Objective -
Copy the lines that follow, keeping every character the same.

(Stored entries)
__________________________________________________
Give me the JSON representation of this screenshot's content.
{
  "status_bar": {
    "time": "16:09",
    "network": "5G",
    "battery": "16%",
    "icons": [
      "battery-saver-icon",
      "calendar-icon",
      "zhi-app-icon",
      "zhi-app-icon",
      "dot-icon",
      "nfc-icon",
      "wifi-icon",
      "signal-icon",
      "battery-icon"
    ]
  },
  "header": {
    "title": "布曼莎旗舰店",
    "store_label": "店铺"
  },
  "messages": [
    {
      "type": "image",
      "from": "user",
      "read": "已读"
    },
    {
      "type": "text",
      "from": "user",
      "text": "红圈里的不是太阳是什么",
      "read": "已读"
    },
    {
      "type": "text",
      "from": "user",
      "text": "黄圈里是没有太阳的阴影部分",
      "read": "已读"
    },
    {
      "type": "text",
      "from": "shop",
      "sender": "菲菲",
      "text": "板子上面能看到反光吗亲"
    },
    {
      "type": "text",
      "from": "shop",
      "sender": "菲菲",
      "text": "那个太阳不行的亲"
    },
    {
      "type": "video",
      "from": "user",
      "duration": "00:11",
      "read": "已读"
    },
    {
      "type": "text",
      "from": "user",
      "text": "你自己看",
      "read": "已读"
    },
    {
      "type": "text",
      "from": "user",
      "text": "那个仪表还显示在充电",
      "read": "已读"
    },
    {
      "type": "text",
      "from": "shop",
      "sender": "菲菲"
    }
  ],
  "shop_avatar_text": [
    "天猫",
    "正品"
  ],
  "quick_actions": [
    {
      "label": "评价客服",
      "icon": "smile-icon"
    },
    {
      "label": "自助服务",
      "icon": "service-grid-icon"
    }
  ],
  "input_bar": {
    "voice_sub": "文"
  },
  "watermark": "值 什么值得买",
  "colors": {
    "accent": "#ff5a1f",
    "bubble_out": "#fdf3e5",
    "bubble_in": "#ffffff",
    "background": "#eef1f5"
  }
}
__________________________________________________
Exercise output -
Give me the JSON representation of this screenshot's content.
{
  "status_bar": {
    "time": "16:09",
    "network": "5G",
    "battery": "16%",
    "icons": [
      "battery-saver-icon",
      "calendar-icon",
      "zhi-app-icon",
      "zhi-app-icon",
      "dot-icon",
      "nfc-icon",
      "wifi-icon",
      "signal-icon",
      "battery-icon"
    ]
  },
  "header": {
    "title": "布曼莎旗舰店",
    "store_label": "店铺"
  },
  "messages": [
    {
      "type": "image",
      "from": "user",
      "read": "已读"
    },
    {
      "type": "text",
      "from": "user",
      "text": "红圈里的不是太阳是什么",
      "read": "已读"
    },
    {
      "type": "text",
      "from": "user",
      "text": "黄圈里是没有太阳的阴影部分",
      "read": "已读"
    },
    {
      "type": "text",
      "from": "shop",
      "sender": "菲菲",
      "text": "板子上面能看到反光吗亲"
    },
    {
      "type": "text",
      "from": "shop",
      "sender": "菲菲",
      "text": "那个太阳不行的亲"
    },
    {
      "type": "video",
      "from": "user",
      "duration": "00:11",
      "read": "已读"
    },
    {
      "type": "text",
      "from": "user",
      "text": "你自己看",
      "read": "已读"
    },
    {
      "type": "text",
      "from": "user",
      "text": "那个仪表还显示在充电",
      "read": "已读"
    },
    {
      "type": "text",
      "from": "shop",
      "sender": "菲菲"
    }
  ],
  "shop_avatar_text": [
    "天猫",
    "正品"
  ],
  "quick_actions": [
    {
      "label": "评价客服",
      "icon": "smile-icon"
    },
    {
      "label": "自助服务",
      "icon": "service-grid-icon"
    }
  ],
  "input_bar": {
    "voice_sub": "文"
  },
  "watermark": "值 什么值得买",
  "colors": {
    "accent": "#ff5a1f",
    "bubble_out": "#fdf3e5",
    "bubble_in": "#ffffff",
    "background": "#eef1f5"
  }
}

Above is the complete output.